# What is needed
Pictures stay out; everything else in the records below is copied exactly.

# The input

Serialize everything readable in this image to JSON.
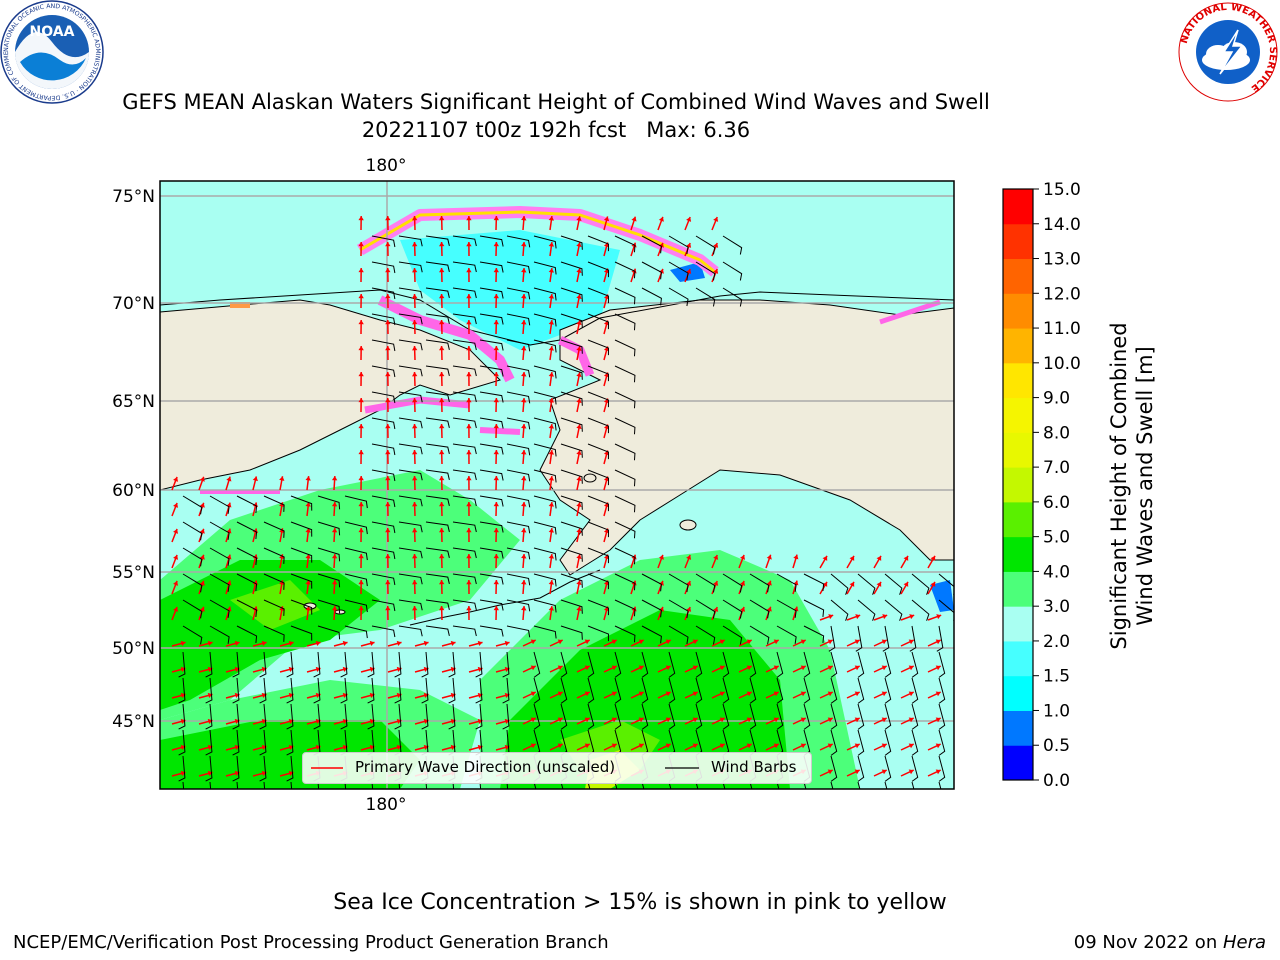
{
  "header": {
    "title_line1": "GEFS MEAN Alaskan Waters Significant Height of Combined Wind Waves and Swell",
    "title_line2": "20221107 t00z 192h fcst   Max: 6.36"
  },
  "logos": {
    "noaa": {
      "text": "NOAA",
      "ring_text": "NATIONAL OCEANIC AND ATMOSPHERIC ADMINISTRATION · U.S. DEPARTMENT OF COMMERCE"
    },
    "nws": {
      "ring_text": "NATIONAL WEATHER SERVICE"
    }
  },
  "map": {
    "lon_labels_top": [
      "180°"
    ],
    "lon_labels_bottom": [
      "180°"
    ],
    "lat_labels": [
      "75°N",
      "70°N",
      "65°N",
      "60°N",
      "55°N",
      "50°N",
      "45°N"
    ],
    "land_color": "#efecdc",
    "ocean_default_color": "#a9fff2"
  },
  "colorbar": {
    "title_line1": "Significant Height of Combined",
    "title_line2": "Wind Waves and Swell [m]",
    "ticks": [
      "0.0",
      "0.5",
      "1.0",
      "1.5",
      "2.0",
      "3.0",
      "4.0",
      "5.0",
      "6.0",
      "7.0",
      "8.0",
      "9.0",
      "10.0",
      "11.0",
      "12.0",
      "13.0",
      "14.0",
      "15.0"
    ],
    "colors": [
      "#0000ff",
      "#0078ff",
      "#00ffff",
      "#46ffff",
      "#a9fff2",
      "#4cff7a",
      "#00e600",
      "#5af000",
      "#c4f800",
      "#e8f800",
      "#f5f500",
      "#ffe600",
      "#ffb400",
      "#ff8c00",
      "#ff6400",
      "#ff3200",
      "#ff0000"
    ]
  },
  "legend": {
    "wave_label": "Primary Wave Direction (unscaled)",
    "barb_label": "Wind Barbs",
    "wave_color": "#ff0000",
    "barb_color": "#000000"
  },
  "footer": {
    "ice_note": "Sea Ice Concentration > 15% is shown in pink to yellow",
    "left": "NCEP/EMC/Verification Post Processing Product Generation Branch",
    "right_prefix": "09 Nov 2022 on ",
    "right_host": "Hera"
  }
}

# Written response
Serialize everything readable in this image to JSON.
{
  "header": {
    "title_line1": "GEFS MEAN Alaskan Waters Significant Height of Combined Wind Waves and Swell",
    "title_line2": "20221107 t00z 192h fcst   Max: 6.36"
  },
  "logos": {
    "noaa": {
      "text": "NOAA",
      "ring_text": "NATIONAL OCEANIC AND ATMOSPHERIC ADMINISTRATION · U.S. DEPARTMENT OF COMMERCE"
    },
    "nws": {
      "ring_text": "NATIONAL WEATHER SERVICE"
    }
  },
  "map": {
    "lon_labels_top": [
      "180°"
    ],
    "lon_labels_bottom": [
      "180°"
    ],
    "lat_labels": [
      "75°N",
      "70°N",
      "65°N",
      "60°N",
      "55°N",
      "50°N",
      "45°N"
    ],
    "land_color": "#efecdc",
    "ocean_default_color": "#a9fff2"
  },
  "colorbar": {
    "title_line1": "Significant Height of Combined",
    "title_line2": "Wind Waves and Swell [m]",
    "ticks": [
      "0.0",
      "0.5",
      "1.0",
      "1.5",
      "2.0",
      "3.0",
      "4.0",
      "5.0",
      "6.0",
      "7.0",
      "8.0",
      "9.0",
      "10.0",
      "11.0",
      "12.0",
      "13.0",
      "14.0",
      "15.0"
    ],
    "colors": [
      "#0000ff",
      "#0078ff",
      "#00ffff",
      "#46ffff",
      "#a9fff2",
      "#4cff7a",
      "#00e600",
      "#5af000",
      "#c4f800",
      "#e8f800",
      "#f5f500",
      "#ffe600",
      "#ffb400",
      "#ff8c00",
      "#ff6400",
      "#ff3200",
      "#ff0000"
    ]
  },
  "legend": {
    "wave_label": "Primary Wave Direction (unscaled)",
    "barb_label": "Wind Barbs",
    "wave_color": "#ff0000",
    "barb_color": "#000000"
  },
  "footer": {
    "ice_note": "Sea Ice Concentration > 15% is shown in pink to yellow",
    "left": "NCEP/EMC/Verification Post Processing Product Generation Branch",
    "right_prefix": "09 Nov 2022 on ",
    "right_host": "Hera"
  }
}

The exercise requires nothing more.